## Begin SUPPLIED DATA

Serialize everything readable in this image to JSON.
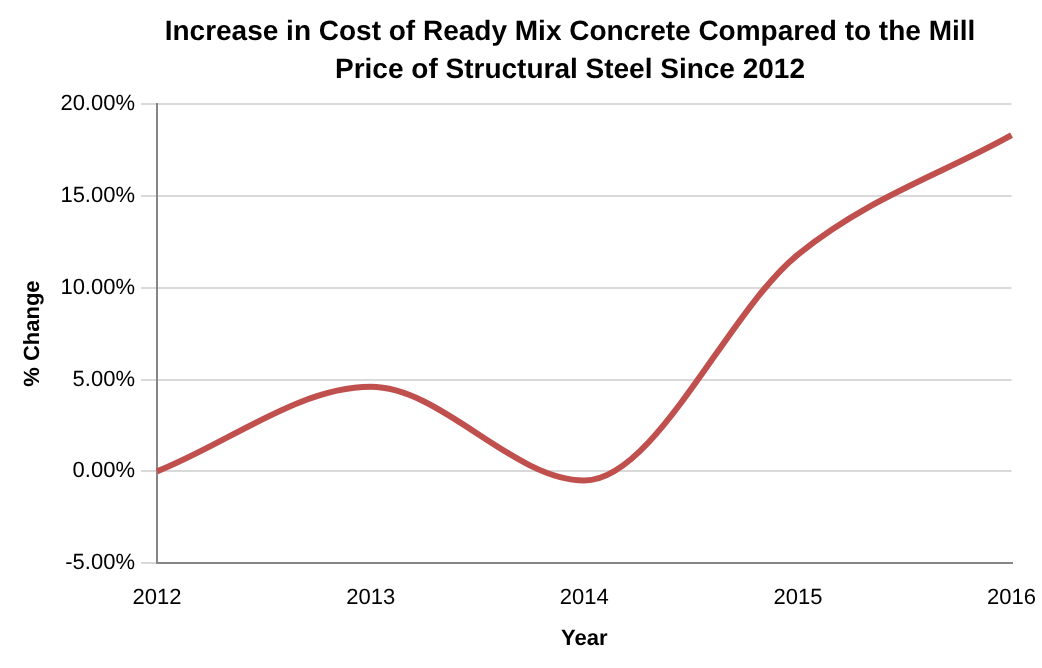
{
  "chart_data": {
    "type": "line",
    "title": "Increase in Cost of Ready Mix Concrete Compared to the Mill Price of Structural Steel Since 2012",
    "xlabel": "Year",
    "ylabel": "% Change",
    "categories": [
      "2012",
      "2013",
      "2014",
      "2015",
      "2016"
    ],
    "series": [
      {
        "color": "#c0504d",
        "values": [
          0,
          4.6,
          -0.5,
          11.8,
          18.3
        ]
      }
    ],
    "ylim": [
      -5,
      20
    ],
    "yticks": [
      {
        "value": -5,
        "label": "-5.00%"
      },
      {
        "value": 0,
        "label": "0.00%"
      },
      {
        "value": 5,
        "label": "5.00%"
      },
      {
        "value": 10,
        "label": "10.00%"
      },
      {
        "value": 15,
        "label": "15.00%"
      },
      {
        "value": 20,
        "label": "20.00%"
      }
    ],
    "grid": "y",
    "legend": false,
    "marker": "none",
    "line_style": "solid"
  }
}
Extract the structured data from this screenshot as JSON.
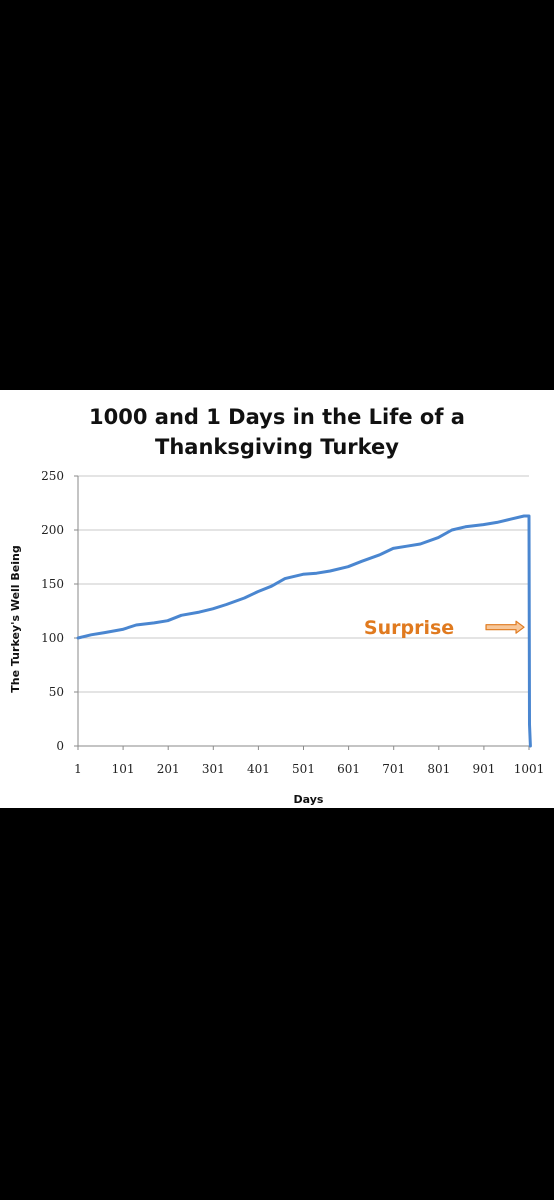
{
  "chart_data": {
    "type": "line",
    "title_lines": [
      "1000 and 1 Days in the Life of a",
      "Thanksgiving Turkey"
    ],
    "xlabel": "Days",
    "ylabel": "The Turkey's Well Being",
    "x_ticks": [
      "1",
      "101",
      "201",
      "301",
      "401",
      "501",
      "601",
      "701",
      "801",
      "901",
      "1001"
    ],
    "y_ticks": [
      0,
      50,
      100,
      150,
      200,
      250
    ],
    "xlim": [
      1,
      1001
    ],
    "ylim": [
      0,
      250
    ],
    "grid": "horizontal",
    "series": [
      {
        "color": "#4a86d0",
        "x": [
          1,
          30,
          60,
          100,
          130,
          170,
          200,
          230,
          270,
          300,
          330,
          370,
          400,
          430,
          460,
          500,
          530,
          560,
          600,
          630,
          670,
          700,
          730,
          760,
          800,
          830,
          860,
          900,
          930,
          960,
          990,
          1001,
          1002,
          1004
        ],
        "y": [
          100,
          103,
          105,
          108,
          112,
          114,
          116,
          121,
          124,
          127,
          131,
          137,
          143,
          148,
          155,
          159,
          160,
          162,
          166,
          171,
          177,
          183,
          185,
          187,
          193,
          200,
          203,
          205,
          207,
          210,
          213,
          213,
          20,
          0
        ]
      }
    ],
    "annotations": [
      {
        "text": "Surprise",
        "x": 735,
        "y": 110,
        "color": "#e07a1f",
        "arrow_to": [
          990,
          110
        ]
      }
    ]
  }
}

## End SUPPLIED DATA

_PROMPT:_
Copy every entry exactly as written. Pictures are excluded.

_THE RESPONSE:_
Serialize everything readable in this image to JSON.
{
  "chart_data": {
    "type": "line",
    "title": "Increase in Cost of Ready Mix Concrete Compared to the Mill Price of Structural Steel Since 2012",
    "xlabel": "Year",
    "ylabel": "% Change",
    "categories": [
      "2012",
      "2013",
      "2014",
      "2015",
      "2016"
    ],
    "series": [
      {
        "color": "#c0504d",
        "values": [
          0,
          4.6,
          -0.5,
          11.8,
          18.3
        ]
      }
    ],
    "ylim": [
      -5,
      20
    ],
    "yticks": [
      {
        "value": -5,
        "label": "-5.00%"
      },
      {
        "value": 0,
        "label": "0.00%"
      },
      {
        "value": 5,
        "label": "5.00%"
      },
      {
        "value": 10,
        "label": "10.00%"
      },
      {
        "value": 15,
        "label": "15.00%"
      },
      {
        "value": 20,
        "label": "20.00%"
      }
    ],
    "grid": "y",
    "legend": false,
    "marker": "none",
    "line_style": "solid"
  }
}
Extract the structured data from this screenshot as JSON.
{
  "chart_data": {
    "type": "line",
    "title_lines": [
      "1000 and 1 Days in the Life of a",
      "Thanksgiving Turkey"
    ],
    "xlabel": "Days",
    "ylabel": "The Turkey's Well Being",
    "x_ticks": [
      "1",
      "101",
      "201",
      "301",
      "401",
      "501",
      "601",
      "701",
      "801",
      "901",
      "1001"
    ],
    "y_ticks": [
      0,
      50,
      100,
      150,
      200,
      250
    ],
    "xlim": [
      1,
      1001
    ],
    "ylim": [
      0,
      250
    ],
    "grid": "horizontal",
    "series": [
      {
        "color": "#4a86d0",
        "x": [
          1,
          30,
          60,
          100,
          130,
          170,
          200,
          230,
          270,
          300,
          330,
          370,
          400,
          430,
          460,
          500,
          530,
          560,
          600,
          630,
          670,
          700,
          730,
          760,
          800,
          830,
          860,
          900,
          930,
          960,
          990,
          1001,
          1002,
          1004
        ],
        "y": [
          100,
          103,
          105,
          108,
          112,
          114,
          116,
          121,
          124,
          127,
          131,
          137,
          143,
          148,
          155,
          159,
          160,
          162,
          166,
          171,
          177,
          183,
          185,
          187,
          193,
          200,
          203,
          205,
          207,
          210,
          213,
          213,
          20,
          0
        ]
      }
    ],
    "annotations": [
      {
        "text": "Surprise",
        "x": 735,
        "y": 110,
        "color": "#e07a1f",
        "arrow_to": [
          990,
          110
        ]
      }
    ]
  }
}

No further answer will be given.